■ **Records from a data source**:
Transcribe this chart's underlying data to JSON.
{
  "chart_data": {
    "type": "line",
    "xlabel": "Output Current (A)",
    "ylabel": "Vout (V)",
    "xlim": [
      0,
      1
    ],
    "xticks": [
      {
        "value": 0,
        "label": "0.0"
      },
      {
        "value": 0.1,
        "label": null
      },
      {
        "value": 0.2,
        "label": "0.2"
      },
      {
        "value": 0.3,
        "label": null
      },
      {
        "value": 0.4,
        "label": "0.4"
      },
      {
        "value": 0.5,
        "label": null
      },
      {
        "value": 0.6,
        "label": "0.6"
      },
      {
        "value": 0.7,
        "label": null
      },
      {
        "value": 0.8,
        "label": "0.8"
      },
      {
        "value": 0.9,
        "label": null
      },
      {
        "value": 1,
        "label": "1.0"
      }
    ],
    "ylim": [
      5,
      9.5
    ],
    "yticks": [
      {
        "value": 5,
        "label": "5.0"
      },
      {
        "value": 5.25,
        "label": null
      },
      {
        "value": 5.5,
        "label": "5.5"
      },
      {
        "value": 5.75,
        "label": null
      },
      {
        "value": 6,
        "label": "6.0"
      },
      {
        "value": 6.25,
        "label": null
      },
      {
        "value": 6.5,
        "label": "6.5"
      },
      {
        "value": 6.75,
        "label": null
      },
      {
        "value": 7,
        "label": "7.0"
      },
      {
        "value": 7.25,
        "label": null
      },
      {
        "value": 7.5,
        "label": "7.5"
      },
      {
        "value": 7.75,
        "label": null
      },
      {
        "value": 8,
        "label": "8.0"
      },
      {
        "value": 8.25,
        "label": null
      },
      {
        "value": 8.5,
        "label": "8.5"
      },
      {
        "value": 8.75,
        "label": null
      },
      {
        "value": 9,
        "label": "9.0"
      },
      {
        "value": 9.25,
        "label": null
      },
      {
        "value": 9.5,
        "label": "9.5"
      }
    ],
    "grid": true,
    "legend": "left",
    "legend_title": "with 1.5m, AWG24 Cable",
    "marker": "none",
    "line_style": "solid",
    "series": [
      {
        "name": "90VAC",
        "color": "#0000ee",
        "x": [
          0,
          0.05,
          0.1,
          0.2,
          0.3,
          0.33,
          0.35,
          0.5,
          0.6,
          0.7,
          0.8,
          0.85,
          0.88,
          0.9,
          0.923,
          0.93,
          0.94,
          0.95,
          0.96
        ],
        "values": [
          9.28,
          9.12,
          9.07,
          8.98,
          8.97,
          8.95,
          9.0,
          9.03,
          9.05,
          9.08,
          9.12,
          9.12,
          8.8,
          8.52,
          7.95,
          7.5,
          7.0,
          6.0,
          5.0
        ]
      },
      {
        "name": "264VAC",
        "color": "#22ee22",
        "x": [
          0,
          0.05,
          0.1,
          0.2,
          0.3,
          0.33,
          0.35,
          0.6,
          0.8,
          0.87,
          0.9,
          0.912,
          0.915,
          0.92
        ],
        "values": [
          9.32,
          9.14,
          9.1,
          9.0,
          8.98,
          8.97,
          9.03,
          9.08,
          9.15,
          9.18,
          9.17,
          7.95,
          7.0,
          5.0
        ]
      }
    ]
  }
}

■ **Stated goal**: Copy down the material exactly as written.

■ **Written reply**:
Transcribe this chart's underlying data to JSON.
{
  "chart_data": {
    "type": "line",
    "xlabel": "Output Current (A)",
    "ylabel": "Vout (V)",
    "xlim": [
      0,
      1
    ],
    "xticks": [
      {
        "value": 0,
        "label": "0.0"
      },
      {
        "value": 0.1,
        "label": null
      },
      {
        "value": 0.2,
        "label": "0.2"
      },
      {
        "value": 0.3,
        "label": null
      },
      {
        "value": 0.4,
        "label": "0.4"
      },
      {
        "value": 0.5,
        "label": null
      },
      {
        "value": 0.6,
        "label": "0.6"
      },
      {
        "value": 0.7,
        "label": null
      },
      {
        "value": 0.8,
        "label": "0.8"
      },
      {
        "value": 0.9,
        "label": null
      },
      {
        "value": 1,
        "label": "1.0"
      }
    ],
    "ylim": [
      5,
      9.5
    ],
    "yticks": [
      {
        "value": 5,
        "label": "5.0"
      },
      {
        "value": 5.25,
        "label": null
      },
      {
        "value": 5.5,
        "label": "5.5"
      },
      {
        "value": 5.75,
        "label": null
      },
      {
        "value": 6,
        "label": "6.0"
      },
      {
        "value": 6.25,
        "label": null
      },
      {
        "value": 6.5,
        "label": "6.5"
      },
      {
        "value": 6.75,
        "label": null
      },
      {
        "value": 7,
        "label": "7.0"
      },
      {
        "value": 7.25,
        "label": null
      },
      {
        "value": 7.5,
        "label": "7.5"
      },
      {
        "value": 7.75,
        "label": null
      },
      {
        "value": 8,
        "label": "8.0"
      },
      {
        "value": 8.25,
        "label": null
      },
      {
        "value": 8.5,
        "label": "8.5"
      },
      {
        "value": 8.75,
        "label": null
      },
      {
        "value": 9,
        "label": "9.0"
      },
      {
        "value": 9.25,
        "label": null
      },
      {
        "value": 9.5,
        "label": "9.5"
      }
    ],
    "grid": true,
    "legend": "left",
    "legend_title": "with 1.5m, AWG24 Cable",
    "marker": "none",
    "line_style": "solid",
    "series": [
      {
        "name": "90VAC",
        "color": "#0000ee",
        "x": [
          0,
          0.05,
          0.1,
          0.2,
          0.3,
          0.33,
          0.35,
          0.5,
          0.6,
          0.7,
          0.8,
          0.85,
          0.88,
          0.9,
          0.923,
          0.93,
          0.94,
          0.95,
          0.96
        ],
        "values": [
          9.28,
          9.12,
          9.07,
          8.98,
          8.97,
          8.95,
          9.0,
          9.03,
          9.05,
          9.08,
          9.12,
          9.12,
          8.8,
          8.52,
          7.95,
          7.5,
          7.0,
          6.0,
          5.0
        ]
      },
      {
        "name": "264VAC",
        "color": "#22ee22",
        "x": [
          0,
          0.05,
          0.1,
          0.2,
          0.3,
          0.33,
          0.35,
          0.6,
          0.8,
          0.87,
          0.9,
          0.912,
          0.915,
          0.92
        ],
        "values": [
          9.32,
          9.14,
          9.1,
          9.0,
          8.98,
          8.97,
          9.03,
          9.08,
          9.15,
          9.18,
          9.17,
          7.95,
          7.0,
          5.0
        ]
      }
    ]
  }
}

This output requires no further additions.